**PAGE TEXT:**
After the backward pass installs a cut at stage 1, the lower bound for iteration 1 is computed by solving the stage-1 LP for every opening with the cut active and taking the probability-weighted expectation (see SDDP Algorithm section 3.3):

\underline{z}^1 = \mathbb{E}_{\omega}\bigl[\, Q_1^1(x_0, \omega) \,\bigr]

where $Q_1^1$ is the stage-1 optimal objective under opening $\omega$ with the iteration-1 cut in place, and $x_0 = v_0 = 30$ is the fixed initial storage. The lower bound rises from $0$ (iteration 0, no cuts) to a positive value once the first cut is installed; the value reflects the policy’s expected cost given the partial information encoded in the single iteration-1 cut at each stage.

The lower bound is non-decreasing across iterations — adding cuts only tightens the outer approximation, never loosening it (see Cut Management section 1).

7. The Future Cost Function Across Iterations

After iteration 1 each non-terminal stage holds one Benders cut. As the algorithm continues:

Iteration 2 samples a different forward trajectory (different $\varepsilon$ draws), visits different trial points, and adds a second cut at each non-terminal stage.
Subsequent iterations each add one cut per non-terminal stage. The outer approximation tightens around the true convex future-cost function (FCF) — each new cut is tangent at a new trial point, ruling out overestimates in that region.

For this case the FCF at each stage is a univariate function of storage $v$ . Each cut is a line in this one-dimensional state space, and the outer approximation is the pointwise maximum over all cuts:

\hat{V}_t^k(v) \;=\; \max_{i = 1, \ldots, k} \bigl\{ \bar{\alpha}^i + \bar{\pi}^{v,i}\, v \bigr\}.

Because $V_t$ is decreasing in storage (more water means lower future cost) and convex, the slopes $\bar{\pi}^{v,i}$ are negative and the approximation is a lower envelope of decreasing lines. As $k$ grows, visited trial points spread across the state space — low-storage trajectories force the algorithm to evaluate cut quality in the scarcity region, adding cuts that are informative for water-stressed scenarios.

8. Convergence on This Case

As iterations accumulate, the lower bound $\underline{z}^k$ rises and the simulation-based upper-bound estimate $\bar{z}^k$ (the mean over many forward trajectories) converges. The relative gap

\text{gap}^k = \frac{\bar{z}^k - \underline{z}^k}{\max(1, |\bar{z}^k|)}

narrows as cuts accumulate. For a problem of this size (one reservoir, four stages, three openings) the gap typically narrows below 1% within tens of iterations and below 0.1% within a few hundred. These are illustrative scales, not guarantees: the actual iteration count depends on the demand-to-inflow ratio, the initial storage, and the noise level — all of which determine how often the reservoir reaches zero and how sensitive the value function is to small state changes.

**PROMPT A:**
In the records, rewrite the part that opens at the first line and closes with the line containing "svg-text:E: E — [251, 131, 262, 148]", swapping "svg-text" for "svg-label" and keeping everything else the same.
The text above and the records that follow are unrelated to each other.

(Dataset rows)
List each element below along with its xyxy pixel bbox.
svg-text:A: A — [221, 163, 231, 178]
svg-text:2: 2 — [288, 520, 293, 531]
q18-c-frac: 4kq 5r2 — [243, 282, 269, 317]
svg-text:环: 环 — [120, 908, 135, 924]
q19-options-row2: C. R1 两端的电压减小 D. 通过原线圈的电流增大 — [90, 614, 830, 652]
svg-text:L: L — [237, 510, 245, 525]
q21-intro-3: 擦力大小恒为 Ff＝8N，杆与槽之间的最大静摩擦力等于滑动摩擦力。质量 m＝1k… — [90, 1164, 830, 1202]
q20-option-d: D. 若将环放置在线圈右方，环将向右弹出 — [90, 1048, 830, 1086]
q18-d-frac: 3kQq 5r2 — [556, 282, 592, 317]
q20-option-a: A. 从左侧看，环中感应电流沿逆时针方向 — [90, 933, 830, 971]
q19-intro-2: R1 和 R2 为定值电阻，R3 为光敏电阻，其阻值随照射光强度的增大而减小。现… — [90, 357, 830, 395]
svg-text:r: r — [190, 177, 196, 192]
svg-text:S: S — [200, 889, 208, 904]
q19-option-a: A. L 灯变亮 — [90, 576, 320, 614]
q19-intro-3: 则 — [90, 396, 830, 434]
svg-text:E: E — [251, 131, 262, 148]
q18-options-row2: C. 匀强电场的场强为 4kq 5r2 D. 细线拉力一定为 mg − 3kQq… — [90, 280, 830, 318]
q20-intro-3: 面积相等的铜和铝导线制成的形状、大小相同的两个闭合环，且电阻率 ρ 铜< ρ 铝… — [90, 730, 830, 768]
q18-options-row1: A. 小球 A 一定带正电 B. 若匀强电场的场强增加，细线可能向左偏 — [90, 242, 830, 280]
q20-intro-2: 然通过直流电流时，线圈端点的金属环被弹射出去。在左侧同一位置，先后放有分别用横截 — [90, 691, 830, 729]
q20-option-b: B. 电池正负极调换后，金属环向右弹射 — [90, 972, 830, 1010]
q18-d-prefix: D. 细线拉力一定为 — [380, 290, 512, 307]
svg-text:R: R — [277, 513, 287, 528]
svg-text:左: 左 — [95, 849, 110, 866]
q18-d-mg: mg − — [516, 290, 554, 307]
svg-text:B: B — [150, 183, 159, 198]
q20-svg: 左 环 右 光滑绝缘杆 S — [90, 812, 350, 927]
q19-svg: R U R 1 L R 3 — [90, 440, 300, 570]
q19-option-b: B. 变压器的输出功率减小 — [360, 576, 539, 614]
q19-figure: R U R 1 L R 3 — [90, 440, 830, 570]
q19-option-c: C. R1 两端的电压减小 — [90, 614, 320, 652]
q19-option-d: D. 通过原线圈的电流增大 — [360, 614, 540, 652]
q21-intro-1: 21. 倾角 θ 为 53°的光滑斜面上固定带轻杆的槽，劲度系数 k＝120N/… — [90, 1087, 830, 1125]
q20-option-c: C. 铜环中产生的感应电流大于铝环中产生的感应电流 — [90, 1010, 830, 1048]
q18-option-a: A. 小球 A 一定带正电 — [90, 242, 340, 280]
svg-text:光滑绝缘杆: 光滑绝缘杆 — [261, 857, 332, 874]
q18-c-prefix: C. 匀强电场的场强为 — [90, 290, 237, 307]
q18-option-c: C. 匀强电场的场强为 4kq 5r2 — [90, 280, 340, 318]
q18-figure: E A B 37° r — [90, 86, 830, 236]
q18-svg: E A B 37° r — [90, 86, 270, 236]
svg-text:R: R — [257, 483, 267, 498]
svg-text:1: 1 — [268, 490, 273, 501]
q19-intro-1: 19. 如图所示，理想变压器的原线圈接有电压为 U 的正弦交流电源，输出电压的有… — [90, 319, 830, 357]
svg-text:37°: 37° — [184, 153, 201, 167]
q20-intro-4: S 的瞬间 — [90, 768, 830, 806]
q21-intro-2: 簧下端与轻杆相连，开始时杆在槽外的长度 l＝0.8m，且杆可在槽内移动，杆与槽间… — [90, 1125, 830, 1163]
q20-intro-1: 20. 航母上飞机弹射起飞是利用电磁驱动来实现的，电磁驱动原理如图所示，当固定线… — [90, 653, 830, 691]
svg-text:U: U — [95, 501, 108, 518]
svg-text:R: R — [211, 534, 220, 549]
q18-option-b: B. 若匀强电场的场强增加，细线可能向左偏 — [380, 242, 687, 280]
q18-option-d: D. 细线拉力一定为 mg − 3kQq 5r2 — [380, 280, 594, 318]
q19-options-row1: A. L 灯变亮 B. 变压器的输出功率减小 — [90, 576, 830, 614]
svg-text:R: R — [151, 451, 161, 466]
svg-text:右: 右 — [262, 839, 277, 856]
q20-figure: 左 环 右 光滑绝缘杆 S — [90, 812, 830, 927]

**PROMPT B:**
Copy word for word the part of the SDDP page that opens with the words "7. The Future" and closes with "each non-terminal stage.".

**RESPONSE A:**
List each element below along with its xyxy pixel bbox.
svg-label:A: A — [221, 163, 231, 178]
svg-label:2: 2 — [288, 520, 293, 531]
q18-c-frac: 4kq 5r2 — [243, 282, 269, 317]
svg-label:环: 环 — [120, 908, 135, 924]
q19-options-row2: C. R1 两端的电压减小 D. 通过原线圈的电流增大 — [90, 614, 830, 652]
svg-label:L: L — [237, 510, 245, 525]
q21-intro-3: 擦力大小恒为 Ff＝8N，杆与槽之间的最大静摩擦力等于滑动摩擦力。质量 m＝1k… — [90, 1164, 830, 1202]
q20-option-d: D. 若将环放置在线圈右方，环将向右弹出 — [90, 1048, 830, 1086]
q18-d-frac: 3kQq 5r2 — [556, 282, 592, 317]
q20-option-a: A. 从左侧看，环中感应电流沿逆时针方向 — [90, 933, 830, 971]
q19-intro-2: R1 和 R2 为定值电阻，R3 为光敏电阻，其阻值随照射光强度的增大而减小。现… — [90, 357, 830, 395]
svg-label:r: r — [190, 177, 196, 192]
svg-label:S: S — [200, 889, 208, 904]
q19-option-a: A. L 灯变亮 — [90, 576, 320, 614]
q19-intro-3: 则 — [90, 396, 830, 434]
svg-label:E: E — [251, 131, 262, 148]

**RESPONSE B:**
7. The Future Cost Function Across Iterations

After iteration 1 each non-terminal stage holds one Benders cut. As the algorithm continues:

Iteration 2 samples a different forward trajectory (different $\varepsilon$ draws), visits different trial points, and adds a second cut at each non-terminal stage.